→ WRITTEN INSTRUCTION: Transcribe the records that follow. Keep every word exactly, and drop the pictures.

◆ ◆ ◆

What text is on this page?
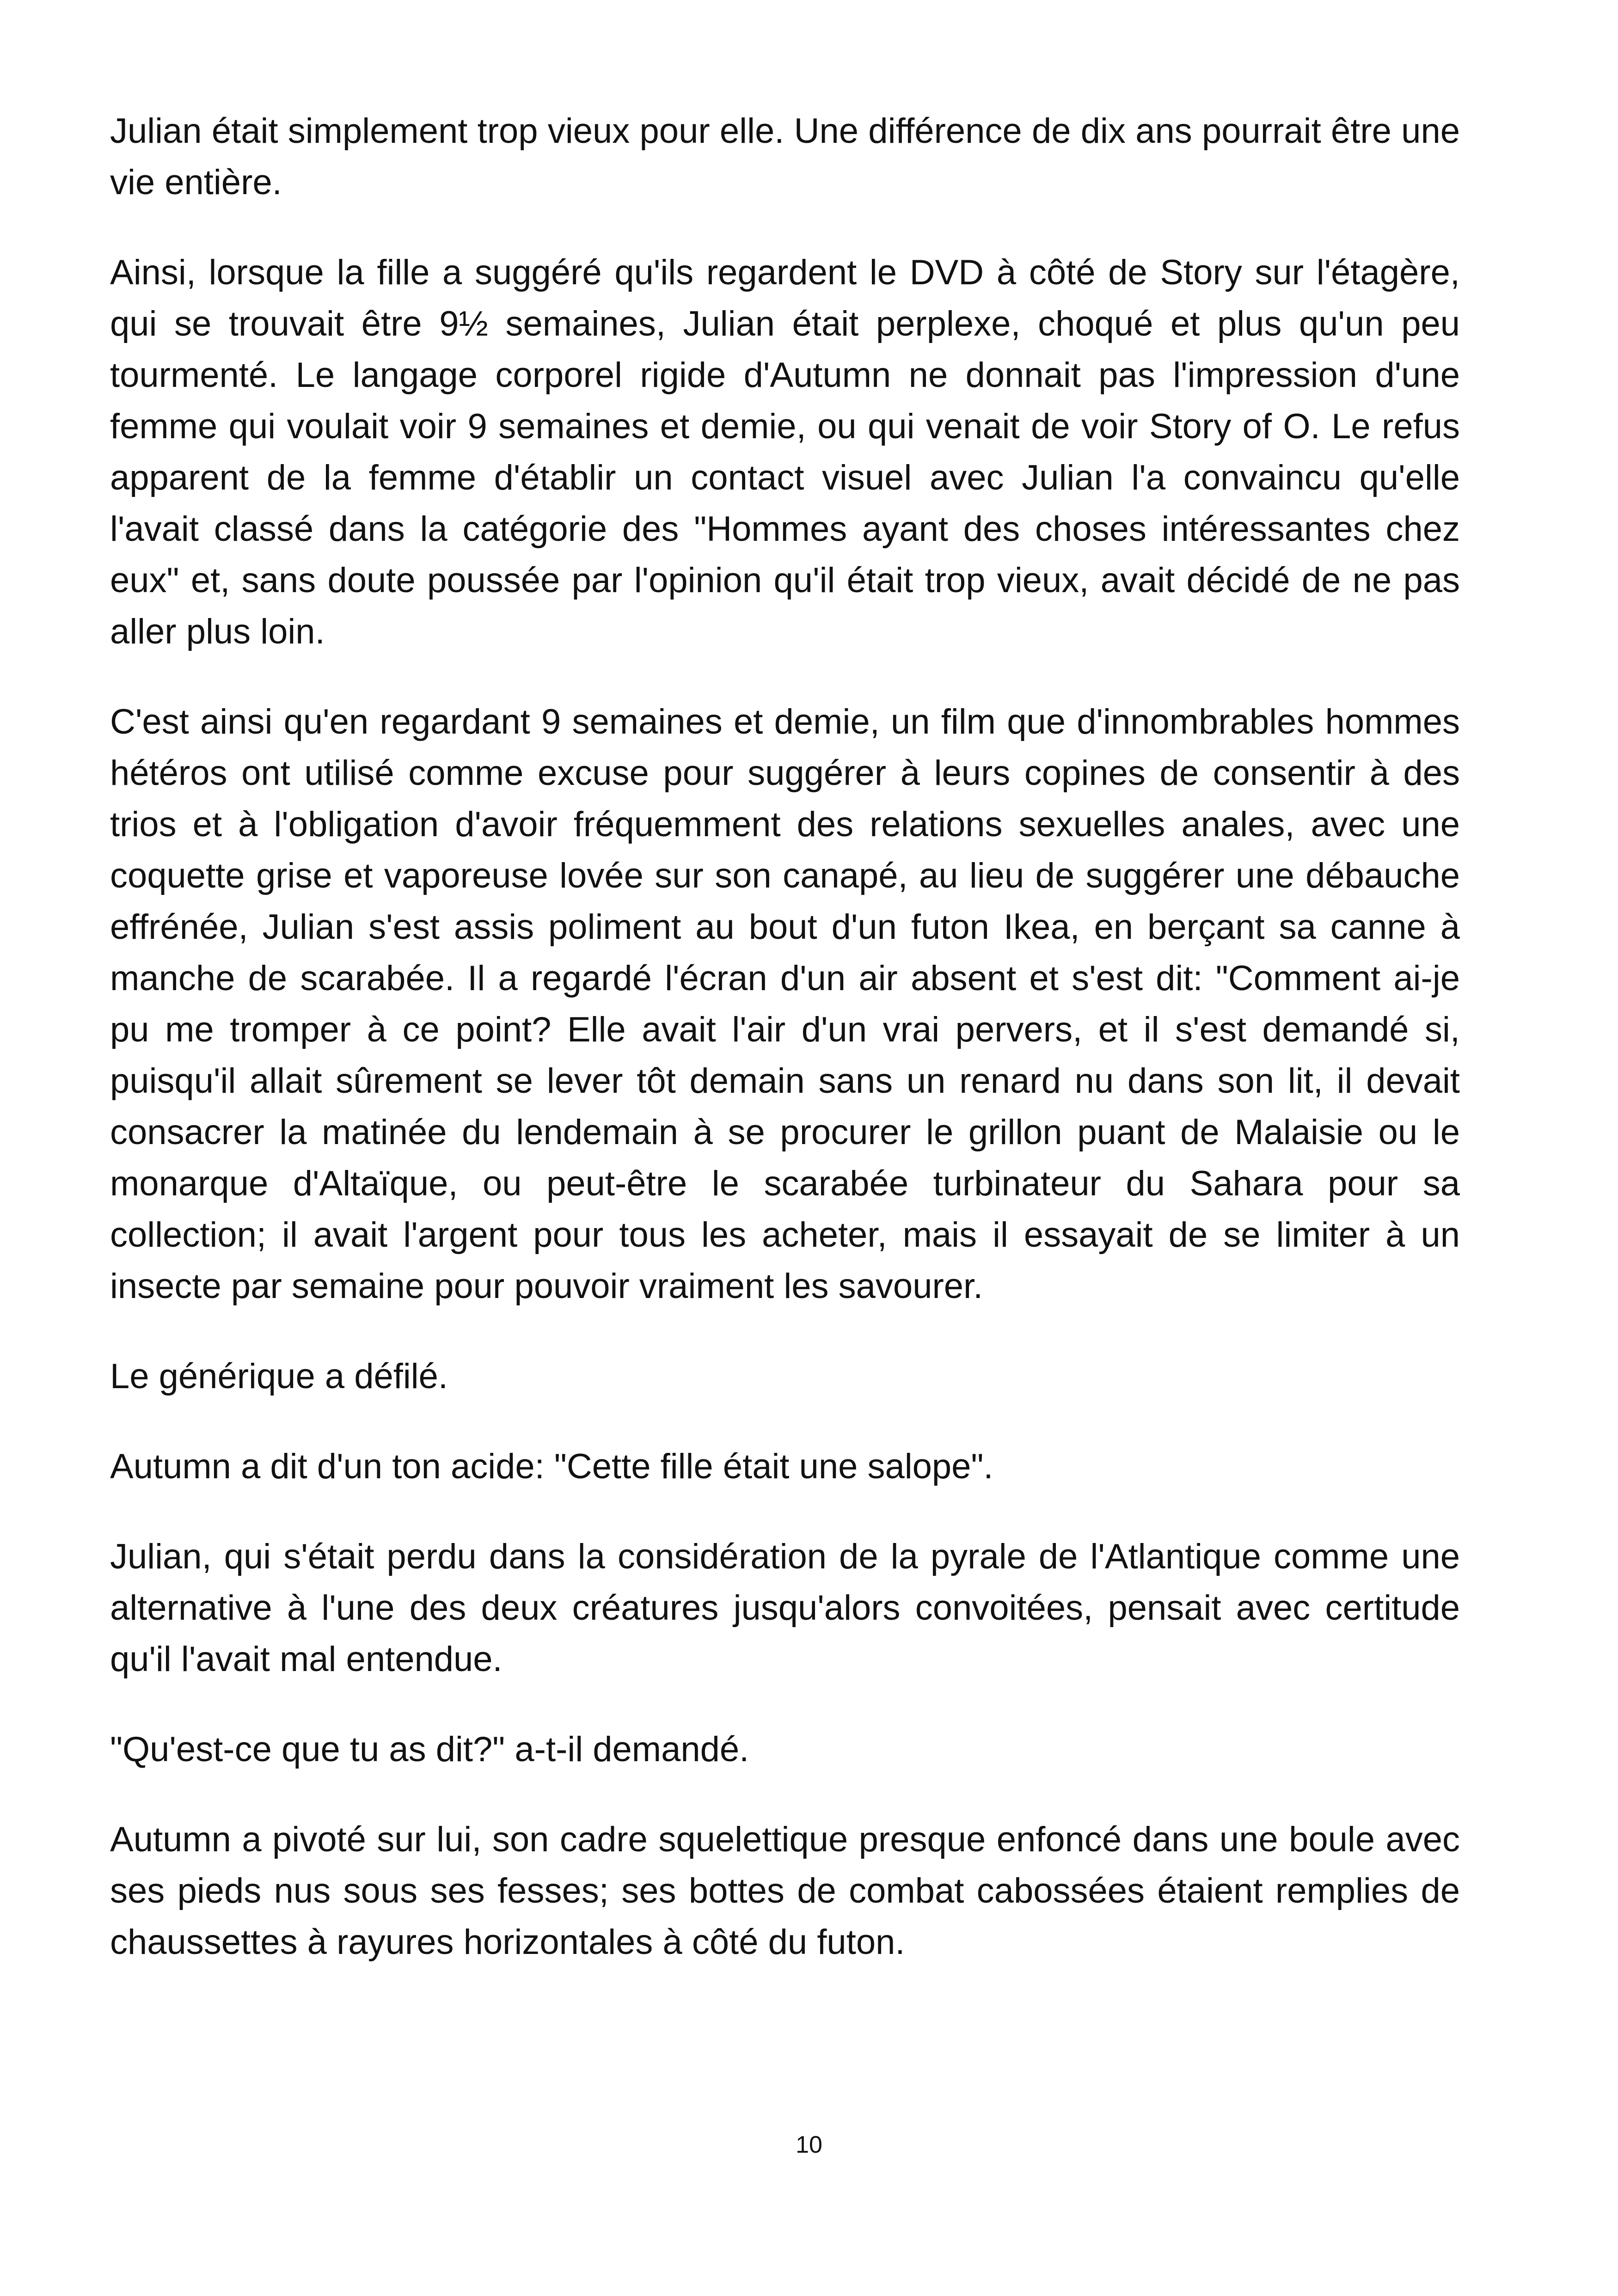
Julian était simplement trop vieux pour elle. Une différence de dix ans pourrait être une vie entière.

Ainsi, lorsque la fille a suggéré qu'ils regardent le DVD à côté de Story sur l'étagère, qui se trouvait être 9½ semaines, Julian était perplexe, choqué et plus qu'un peu tourmenté. Le langage corporel rigide d'Autumn ne donnait pas l'impression d'une femme qui voulait voir 9 semaines et demie, ou qui venait de voir Story of O. Le refus apparent de la femme d'établir un contact visuel avec Julian l'a convaincu qu'elle l'avait classé dans la catégorie des "Hommes ayant des choses intéressantes chez eux" et, sans doute poussée par l'opinion qu'il était trop vieux, avait décidé de ne pas aller plus loin.

C'est ainsi qu'en regardant 9 semaines et demie, un film que d'innombrables hommes hétéros ont utilisé comme excuse pour suggérer à leurs copines de consentir à des trios et à l'obligation d'avoir fréquemment des relations sexuelles anales, avec une coquette grise et vaporeuse lovée sur son canapé, au lieu de suggérer une débauche effrénée, Julian s'est assis poliment au bout d'un futon Ikea, en berçant sa canne à manche de scarabée. Il a regardé l'écran d'un air absent et s'est dit: "Comment ai-je pu me tromper à ce point? Elle avait l'air d'un vrai pervers, et il s'est demandé si, puisqu'il allait sûrement se lever tôt demain sans un renard nu dans son lit, il devait consacrer la matinée du lendemain à se procurer le grillon puant de Malaisie ou le monarque d'Altaïque, ou peut-être le scarabée turbinateur du Sahara pour sa collection; il avait l'argent pour tous les acheter, mais il essayait de se limiter à un insecte par semaine pour pouvoir vraiment les savourer.

Le générique a défilé.

Autumn a dit d'un ton acide: "Cette fille était une salope".

Julian, qui s'était perdu dans la considération de la pyrale de l'Atlantique comme une alternative à l'une des deux créatures jusqu'alors convoitées, pensait avec certitude qu'il l'avait mal entendue.

"Qu'est-ce que tu as dit?" a-t-il demandé.

Autumn a pivoté sur lui, son cadre squelettique presque enfoncé dans une boule avec ses pieds nus sous ses fesses; ses bottes de combat cabossées étaient remplies de chaussettes à rayures horizontales à côté du futon.

10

◆ ◆ ◆

→ ANSWER TO THE PROBLEM:
What text is on this page?
Julian était simplement trop vieux pour elle. Une différence de dix ans pourrait être une vie entière.

Ainsi, lorsque la fille a suggéré qu'ils regardent le DVD à côté de Story sur l'étagère, qui se trouvait être 9½ semaines, Julian était perplexe, choqué et plus qu'un peu tourmenté. Le langage corporel rigide d'Autumn ne donnait pas l'impression d'une femme qui voulait voir 9 semaines et demie, ou qui venait de voir Story of O. Le refus apparent de la femme d'établir un contact visuel avec Julian l'a convaincu qu'elle l'avait classé dans la catégorie des "Hommes ayant des choses intéressantes chez eux" et, sans doute poussée par l'opinion qu'il était trop vieux, avait décidé de ne pas aller plus loin.

C'est ainsi qu'en regardant 9 semaines et demie, un film que d'innombrables hommes hétéros ont utilisé comme excuse pour suggérer à leurs copines de consentir à des trios et à l'obligation d'avoir fréquemment des relations sexuelles anales, avec une coquette grise et vaporeuse lovée sur son canapé, au lieu de suggérer une débauche effrénée, Julian s'est assis poliment au bout d'un futon Ikea, en berçant sa canne à manche de scarabée. Il a regardé l'écran d'un air absent et s'est dit: "Comment ai-je pu me tromper à ce point? Elle avait l'air d'un vrai pervers, et il s'est demandé si, puisqu'il allait sûrement se lever tôt demain sans un renard nu dans son lit, il devait consacrer la matinée du lendemain à se procurer le grillon puant de Malaisie ou le monarque d'Altaïque, ou peut-être le scarabée turbinateur du Sahara pour sa collection; il avait l'argent pour tous les acheter, mais il essayait de se limiter à un insecte par semaine pour pouvoir vraiment les savourer.

Le générique a défilé.

Autumn a dit d'un ton acide: "Cette fille était une salope".

Julian, qui s'était perdu dans la considération de la pyrale de l'Atlantique comme une alternative à l'une des deux créatures jusqu'alors convoitées, pensait avec certitude qu'il l'avait mal entendue.

"Qu'est-ce que tu as dit?" a-t-il demandé.

Autumn a pivoté sur lui, son cadre squelettique presque enfoncé dans une boule avec ses pieds nus sous ses fesses; ses bottes de combat cabossées étaient remplies de chaussettes à rayures horizontales à côté du futon.

10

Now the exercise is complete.